» **GOAL OF THE EXERCISE**:
Output every record below exactly as it appears.

» **GIVEN DATA**:
########################################
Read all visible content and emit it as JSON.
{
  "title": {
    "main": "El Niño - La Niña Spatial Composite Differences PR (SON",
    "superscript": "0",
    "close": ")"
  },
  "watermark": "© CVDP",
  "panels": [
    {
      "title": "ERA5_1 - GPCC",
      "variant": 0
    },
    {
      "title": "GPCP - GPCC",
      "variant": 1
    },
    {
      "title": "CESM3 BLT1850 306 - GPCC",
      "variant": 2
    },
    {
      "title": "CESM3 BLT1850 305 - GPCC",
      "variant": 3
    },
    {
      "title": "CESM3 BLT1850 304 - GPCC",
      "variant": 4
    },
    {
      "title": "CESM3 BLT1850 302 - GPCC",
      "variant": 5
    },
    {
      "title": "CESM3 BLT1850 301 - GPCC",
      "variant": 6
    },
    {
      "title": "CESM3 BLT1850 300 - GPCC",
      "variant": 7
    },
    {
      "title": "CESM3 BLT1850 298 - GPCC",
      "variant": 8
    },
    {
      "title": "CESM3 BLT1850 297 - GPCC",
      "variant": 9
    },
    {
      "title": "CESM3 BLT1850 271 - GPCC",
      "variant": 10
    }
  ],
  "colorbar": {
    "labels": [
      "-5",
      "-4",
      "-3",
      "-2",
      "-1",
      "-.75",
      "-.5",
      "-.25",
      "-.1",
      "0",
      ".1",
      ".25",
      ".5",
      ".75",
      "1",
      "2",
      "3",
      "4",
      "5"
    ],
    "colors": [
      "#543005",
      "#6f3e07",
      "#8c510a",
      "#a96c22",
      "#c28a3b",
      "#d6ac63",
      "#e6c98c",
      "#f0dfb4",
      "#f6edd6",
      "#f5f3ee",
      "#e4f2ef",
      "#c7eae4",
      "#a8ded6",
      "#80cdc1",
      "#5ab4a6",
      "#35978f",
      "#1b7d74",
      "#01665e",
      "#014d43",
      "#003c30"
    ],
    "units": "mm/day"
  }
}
########################################
» **FULL SOLUTION**:
Read all visible content and emit it as JSON.
{
  "title": {
    "main": "El Niño - La Niña Spatial Composite Differences PR (SON",
    "superscript": "0",
    "close": ")"
  },
  "watermark": "© CVDP",
  "panels": [
    {
      "title": "ERA5_1 - GPCC",
      "variant": 0
    },
    {
      "title": "GPCP - GPCC",
      "variant": 1
    },
    {
      "title": "CESM3 BLT1850 306 - GPCC",
      "variant": 2
    },
    {
      "title": "CESM3 BLT1850 305 - GPCC",
      "variant": 3
    },
    {
      "title": "CESM3 BLT1850 304 - GPCC",
      "variant": 4
    },
    {
      "title": "CESM3 BLT1850 302 - GPCC",
      "variant": 5
    },
    {
      "title": "CESM3 BLT1850 301 - GPCC",
      "variant": 6
    },
    {
      "title": "CESM3 BLT1850 300 - GPCC",
      "variant": 7
    },
    {
      "title": "CESM3 BLT1850 298 - GPCC",
      "variant": 8
    },
    {
      "title": "CESM3 BLT1850 297 - GPCC",
      "variant": 9
    },
    {
      "title": "CESM3 BLT1850 271 - GPCC",
      "variant": 10
    }
  ],
  "colorbar": {
    "labels": [
      "-5",
      "-4",
      "-3",
      "-2",
      "-1",
      "-.75",
      "-.5",
      "-.25",
      "-.1",
      "0",
      ".1",
      ".25",
      ".5",
      ".75",
      "1",
      "2",
      "3",
      "4",
      "5"
    ],
    "colors": [
      "#543005",
      "#6f3e07",
      "#8c510a",
      "#a96c22",
      "#c28a3b",
      "#d6ac63",
      "#e6c98c",
      "#f0dfb4",
      "#f6edd6",
      "#f5f3ee",
      "#e4f2ef",
      "#c7eae4",
      "#a8ded6",
      "#80cdc1",
      "#5ab4a6",
      "#35978f",
      "#1b7d74",
      "#01665e",
      "#014d43",
      "#003c30"
    ],
    "units": "mm/day"
  }
}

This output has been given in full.